TASK DIRECTIONS =>
Work out how many lines include "έχουν" and answer with that number only.

(Data items)
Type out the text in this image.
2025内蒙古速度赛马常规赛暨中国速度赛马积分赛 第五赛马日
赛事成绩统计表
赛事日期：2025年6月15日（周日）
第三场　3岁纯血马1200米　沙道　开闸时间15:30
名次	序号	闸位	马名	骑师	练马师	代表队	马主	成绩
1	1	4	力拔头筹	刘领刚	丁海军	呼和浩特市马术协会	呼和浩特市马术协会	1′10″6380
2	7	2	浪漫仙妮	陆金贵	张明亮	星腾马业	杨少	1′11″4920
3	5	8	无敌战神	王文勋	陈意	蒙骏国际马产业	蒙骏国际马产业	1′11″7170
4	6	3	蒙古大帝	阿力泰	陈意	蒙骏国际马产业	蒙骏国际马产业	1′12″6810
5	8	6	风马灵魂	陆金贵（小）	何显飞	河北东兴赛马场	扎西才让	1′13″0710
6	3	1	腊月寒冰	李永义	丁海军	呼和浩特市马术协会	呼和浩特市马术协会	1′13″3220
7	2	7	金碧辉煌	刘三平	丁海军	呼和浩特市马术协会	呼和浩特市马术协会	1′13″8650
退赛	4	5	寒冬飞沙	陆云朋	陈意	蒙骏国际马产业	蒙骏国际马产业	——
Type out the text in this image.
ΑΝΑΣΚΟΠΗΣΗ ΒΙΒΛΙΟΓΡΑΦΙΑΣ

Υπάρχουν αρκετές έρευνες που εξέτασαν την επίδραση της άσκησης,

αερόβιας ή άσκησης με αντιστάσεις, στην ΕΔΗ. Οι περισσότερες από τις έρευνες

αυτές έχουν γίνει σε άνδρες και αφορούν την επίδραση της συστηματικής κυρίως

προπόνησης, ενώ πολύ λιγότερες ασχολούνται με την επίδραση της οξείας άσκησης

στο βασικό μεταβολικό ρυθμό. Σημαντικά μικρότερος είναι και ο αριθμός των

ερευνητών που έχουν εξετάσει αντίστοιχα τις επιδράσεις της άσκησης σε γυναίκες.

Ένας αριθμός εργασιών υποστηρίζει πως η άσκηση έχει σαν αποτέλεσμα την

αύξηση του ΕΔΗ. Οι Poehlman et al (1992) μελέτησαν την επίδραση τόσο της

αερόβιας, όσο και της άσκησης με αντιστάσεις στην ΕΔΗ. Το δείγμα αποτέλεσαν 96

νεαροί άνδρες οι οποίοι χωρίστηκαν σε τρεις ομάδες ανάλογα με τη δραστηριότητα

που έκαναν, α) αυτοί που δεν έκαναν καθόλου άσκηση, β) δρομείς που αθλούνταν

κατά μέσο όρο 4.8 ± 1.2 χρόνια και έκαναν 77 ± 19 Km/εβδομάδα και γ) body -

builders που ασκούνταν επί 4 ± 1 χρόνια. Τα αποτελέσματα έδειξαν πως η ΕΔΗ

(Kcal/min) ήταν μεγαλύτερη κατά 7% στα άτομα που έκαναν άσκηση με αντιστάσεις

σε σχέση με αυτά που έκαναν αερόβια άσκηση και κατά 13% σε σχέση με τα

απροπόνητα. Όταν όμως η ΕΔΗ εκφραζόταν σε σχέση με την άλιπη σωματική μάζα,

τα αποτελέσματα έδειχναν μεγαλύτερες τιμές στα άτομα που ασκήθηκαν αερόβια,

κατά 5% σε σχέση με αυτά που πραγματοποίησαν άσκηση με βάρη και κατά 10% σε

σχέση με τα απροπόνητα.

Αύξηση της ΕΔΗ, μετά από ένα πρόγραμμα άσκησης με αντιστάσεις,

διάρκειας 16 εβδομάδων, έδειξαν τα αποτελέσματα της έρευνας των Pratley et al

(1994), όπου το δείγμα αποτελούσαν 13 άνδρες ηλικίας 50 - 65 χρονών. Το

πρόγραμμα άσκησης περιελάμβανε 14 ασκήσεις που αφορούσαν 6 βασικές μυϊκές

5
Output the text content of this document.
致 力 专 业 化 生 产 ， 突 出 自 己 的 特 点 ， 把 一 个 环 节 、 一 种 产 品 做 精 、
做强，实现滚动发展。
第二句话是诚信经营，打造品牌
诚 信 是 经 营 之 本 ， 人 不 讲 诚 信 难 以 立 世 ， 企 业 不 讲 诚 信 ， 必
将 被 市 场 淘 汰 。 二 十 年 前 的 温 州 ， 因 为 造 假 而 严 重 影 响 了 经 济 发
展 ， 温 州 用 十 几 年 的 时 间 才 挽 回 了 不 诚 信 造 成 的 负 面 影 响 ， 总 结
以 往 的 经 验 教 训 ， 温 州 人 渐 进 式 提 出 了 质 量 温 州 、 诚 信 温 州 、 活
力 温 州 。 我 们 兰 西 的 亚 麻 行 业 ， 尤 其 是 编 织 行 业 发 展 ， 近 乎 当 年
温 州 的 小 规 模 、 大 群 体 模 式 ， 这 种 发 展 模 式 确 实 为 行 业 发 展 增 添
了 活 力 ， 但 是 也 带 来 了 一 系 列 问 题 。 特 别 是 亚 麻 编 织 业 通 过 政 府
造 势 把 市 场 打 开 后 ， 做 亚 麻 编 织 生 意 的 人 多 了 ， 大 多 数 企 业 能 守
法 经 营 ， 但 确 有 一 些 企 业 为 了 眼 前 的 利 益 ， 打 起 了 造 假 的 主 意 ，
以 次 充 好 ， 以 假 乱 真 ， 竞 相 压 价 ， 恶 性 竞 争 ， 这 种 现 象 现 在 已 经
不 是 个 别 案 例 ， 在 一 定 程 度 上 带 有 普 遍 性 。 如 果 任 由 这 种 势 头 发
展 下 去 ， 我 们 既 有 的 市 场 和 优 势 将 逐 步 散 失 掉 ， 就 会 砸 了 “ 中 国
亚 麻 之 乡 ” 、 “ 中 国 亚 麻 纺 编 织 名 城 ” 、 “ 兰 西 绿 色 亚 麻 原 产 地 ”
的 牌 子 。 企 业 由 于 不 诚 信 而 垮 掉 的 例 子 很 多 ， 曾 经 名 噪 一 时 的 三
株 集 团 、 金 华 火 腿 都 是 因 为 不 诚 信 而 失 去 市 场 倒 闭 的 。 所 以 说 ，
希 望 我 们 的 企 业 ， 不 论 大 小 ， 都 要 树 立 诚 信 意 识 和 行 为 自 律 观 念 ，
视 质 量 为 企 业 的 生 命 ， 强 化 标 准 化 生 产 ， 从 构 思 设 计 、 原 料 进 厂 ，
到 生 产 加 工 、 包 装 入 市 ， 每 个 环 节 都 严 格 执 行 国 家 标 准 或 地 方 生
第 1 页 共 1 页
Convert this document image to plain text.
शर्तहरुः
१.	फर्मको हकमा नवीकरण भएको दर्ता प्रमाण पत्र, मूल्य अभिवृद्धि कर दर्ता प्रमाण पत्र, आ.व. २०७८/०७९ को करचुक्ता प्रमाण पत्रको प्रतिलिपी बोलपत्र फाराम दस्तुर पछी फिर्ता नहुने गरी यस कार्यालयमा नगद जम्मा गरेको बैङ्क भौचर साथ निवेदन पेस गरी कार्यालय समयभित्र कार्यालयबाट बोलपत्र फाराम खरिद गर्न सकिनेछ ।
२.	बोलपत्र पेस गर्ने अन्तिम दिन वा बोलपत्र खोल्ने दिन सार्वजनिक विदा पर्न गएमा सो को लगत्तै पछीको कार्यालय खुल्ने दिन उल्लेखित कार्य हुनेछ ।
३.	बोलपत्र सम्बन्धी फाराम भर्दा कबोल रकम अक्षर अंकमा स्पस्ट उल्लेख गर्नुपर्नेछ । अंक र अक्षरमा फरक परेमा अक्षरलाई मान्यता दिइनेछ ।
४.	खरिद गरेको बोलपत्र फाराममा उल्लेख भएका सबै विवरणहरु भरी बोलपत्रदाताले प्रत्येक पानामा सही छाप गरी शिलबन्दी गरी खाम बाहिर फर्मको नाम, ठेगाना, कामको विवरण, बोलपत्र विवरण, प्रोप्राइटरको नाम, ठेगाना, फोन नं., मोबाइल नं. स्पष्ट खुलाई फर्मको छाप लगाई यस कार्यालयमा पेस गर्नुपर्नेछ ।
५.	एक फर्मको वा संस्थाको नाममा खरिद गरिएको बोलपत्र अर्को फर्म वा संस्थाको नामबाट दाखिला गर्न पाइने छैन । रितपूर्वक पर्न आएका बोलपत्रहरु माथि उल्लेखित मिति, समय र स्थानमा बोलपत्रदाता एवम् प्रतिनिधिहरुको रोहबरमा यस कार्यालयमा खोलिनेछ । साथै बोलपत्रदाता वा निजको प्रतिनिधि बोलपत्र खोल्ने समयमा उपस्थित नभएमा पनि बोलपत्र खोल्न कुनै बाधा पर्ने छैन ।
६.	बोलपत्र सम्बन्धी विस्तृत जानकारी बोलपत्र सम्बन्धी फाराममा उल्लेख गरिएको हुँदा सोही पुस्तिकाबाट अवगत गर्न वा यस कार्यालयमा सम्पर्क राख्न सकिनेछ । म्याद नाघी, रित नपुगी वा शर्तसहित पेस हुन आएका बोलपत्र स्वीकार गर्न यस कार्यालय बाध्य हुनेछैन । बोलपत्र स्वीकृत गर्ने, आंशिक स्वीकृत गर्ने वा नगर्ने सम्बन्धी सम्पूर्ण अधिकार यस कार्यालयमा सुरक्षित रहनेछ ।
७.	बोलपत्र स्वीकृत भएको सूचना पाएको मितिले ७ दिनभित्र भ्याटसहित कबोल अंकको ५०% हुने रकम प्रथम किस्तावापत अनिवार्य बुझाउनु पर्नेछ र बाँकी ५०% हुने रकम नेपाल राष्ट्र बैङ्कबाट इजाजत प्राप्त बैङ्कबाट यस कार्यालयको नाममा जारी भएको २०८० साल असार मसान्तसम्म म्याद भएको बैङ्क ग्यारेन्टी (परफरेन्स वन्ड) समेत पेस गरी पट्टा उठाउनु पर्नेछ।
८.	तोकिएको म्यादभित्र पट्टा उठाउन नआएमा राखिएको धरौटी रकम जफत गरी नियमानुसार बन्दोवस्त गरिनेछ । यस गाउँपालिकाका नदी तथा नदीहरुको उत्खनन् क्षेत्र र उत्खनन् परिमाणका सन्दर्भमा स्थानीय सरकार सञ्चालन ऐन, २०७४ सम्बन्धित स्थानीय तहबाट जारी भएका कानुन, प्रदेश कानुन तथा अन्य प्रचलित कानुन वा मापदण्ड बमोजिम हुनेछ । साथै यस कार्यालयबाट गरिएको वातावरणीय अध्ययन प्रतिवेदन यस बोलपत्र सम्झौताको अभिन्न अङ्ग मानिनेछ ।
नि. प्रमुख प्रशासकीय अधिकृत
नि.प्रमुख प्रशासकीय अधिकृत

ANSWER TO THE TASK =>
2